Work required –
All lines in the data bearing the string "Российской" should be identified and copied.

Recorded information –
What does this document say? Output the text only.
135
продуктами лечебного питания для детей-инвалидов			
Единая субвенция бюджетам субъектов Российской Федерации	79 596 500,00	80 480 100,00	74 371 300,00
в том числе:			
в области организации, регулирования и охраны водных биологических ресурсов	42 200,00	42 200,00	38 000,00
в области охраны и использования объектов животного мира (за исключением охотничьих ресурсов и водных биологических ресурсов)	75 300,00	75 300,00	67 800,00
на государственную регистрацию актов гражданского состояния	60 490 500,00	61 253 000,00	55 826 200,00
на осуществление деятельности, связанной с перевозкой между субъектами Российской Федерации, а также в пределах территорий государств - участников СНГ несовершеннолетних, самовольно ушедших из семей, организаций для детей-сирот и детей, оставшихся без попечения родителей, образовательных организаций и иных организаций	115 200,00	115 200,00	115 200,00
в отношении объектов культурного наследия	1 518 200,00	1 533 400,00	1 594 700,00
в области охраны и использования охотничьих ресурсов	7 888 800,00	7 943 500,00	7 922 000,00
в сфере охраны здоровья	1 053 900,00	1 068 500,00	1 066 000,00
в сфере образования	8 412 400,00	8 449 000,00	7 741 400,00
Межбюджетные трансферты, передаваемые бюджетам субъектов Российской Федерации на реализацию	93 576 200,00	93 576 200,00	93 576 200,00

* * *

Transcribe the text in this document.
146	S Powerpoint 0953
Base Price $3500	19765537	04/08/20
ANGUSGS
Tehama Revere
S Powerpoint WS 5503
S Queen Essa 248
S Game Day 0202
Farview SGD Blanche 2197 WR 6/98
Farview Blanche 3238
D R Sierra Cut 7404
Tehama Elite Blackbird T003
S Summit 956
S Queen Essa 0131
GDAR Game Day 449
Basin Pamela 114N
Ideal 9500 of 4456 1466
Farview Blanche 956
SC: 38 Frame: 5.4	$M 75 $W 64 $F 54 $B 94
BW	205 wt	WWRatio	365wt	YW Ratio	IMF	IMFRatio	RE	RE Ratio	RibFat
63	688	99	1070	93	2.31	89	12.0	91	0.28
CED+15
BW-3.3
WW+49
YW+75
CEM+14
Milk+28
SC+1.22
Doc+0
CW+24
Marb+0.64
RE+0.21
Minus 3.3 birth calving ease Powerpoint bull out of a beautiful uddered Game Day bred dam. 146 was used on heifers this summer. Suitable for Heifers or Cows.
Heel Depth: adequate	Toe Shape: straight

* * *

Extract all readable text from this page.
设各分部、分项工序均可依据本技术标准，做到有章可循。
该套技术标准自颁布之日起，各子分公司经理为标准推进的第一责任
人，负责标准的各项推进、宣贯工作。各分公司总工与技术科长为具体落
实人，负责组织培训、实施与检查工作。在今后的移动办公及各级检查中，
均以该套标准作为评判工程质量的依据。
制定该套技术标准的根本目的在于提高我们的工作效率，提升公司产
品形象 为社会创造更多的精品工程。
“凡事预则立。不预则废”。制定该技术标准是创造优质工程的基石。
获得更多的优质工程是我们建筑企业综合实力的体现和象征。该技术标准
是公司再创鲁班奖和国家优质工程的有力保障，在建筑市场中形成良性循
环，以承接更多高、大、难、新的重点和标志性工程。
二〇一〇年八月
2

Complete output –
Единая субвенция бюджетам субъектов Российской Федерации	79 596 500,00	80 480 100,00	74 371 300,00
на осуществление деятельности, связанной с перевозкой между субъектами Российской Федерации, а также в пределах территорий государств - участников СНГ несовершеннолетних, самовольно ушедших из семей, организаций для детей-сирот и детей, оставшихся без попечения родителей, образовательных организаций и иных организаций	115 200,00	115 200,00	115 200,00
Межбюджетные трансферты, передаваемые бюджетам субъектов Российской Федерации на реализацию	93 576 200,00	93 576 200,00	93 576 200,00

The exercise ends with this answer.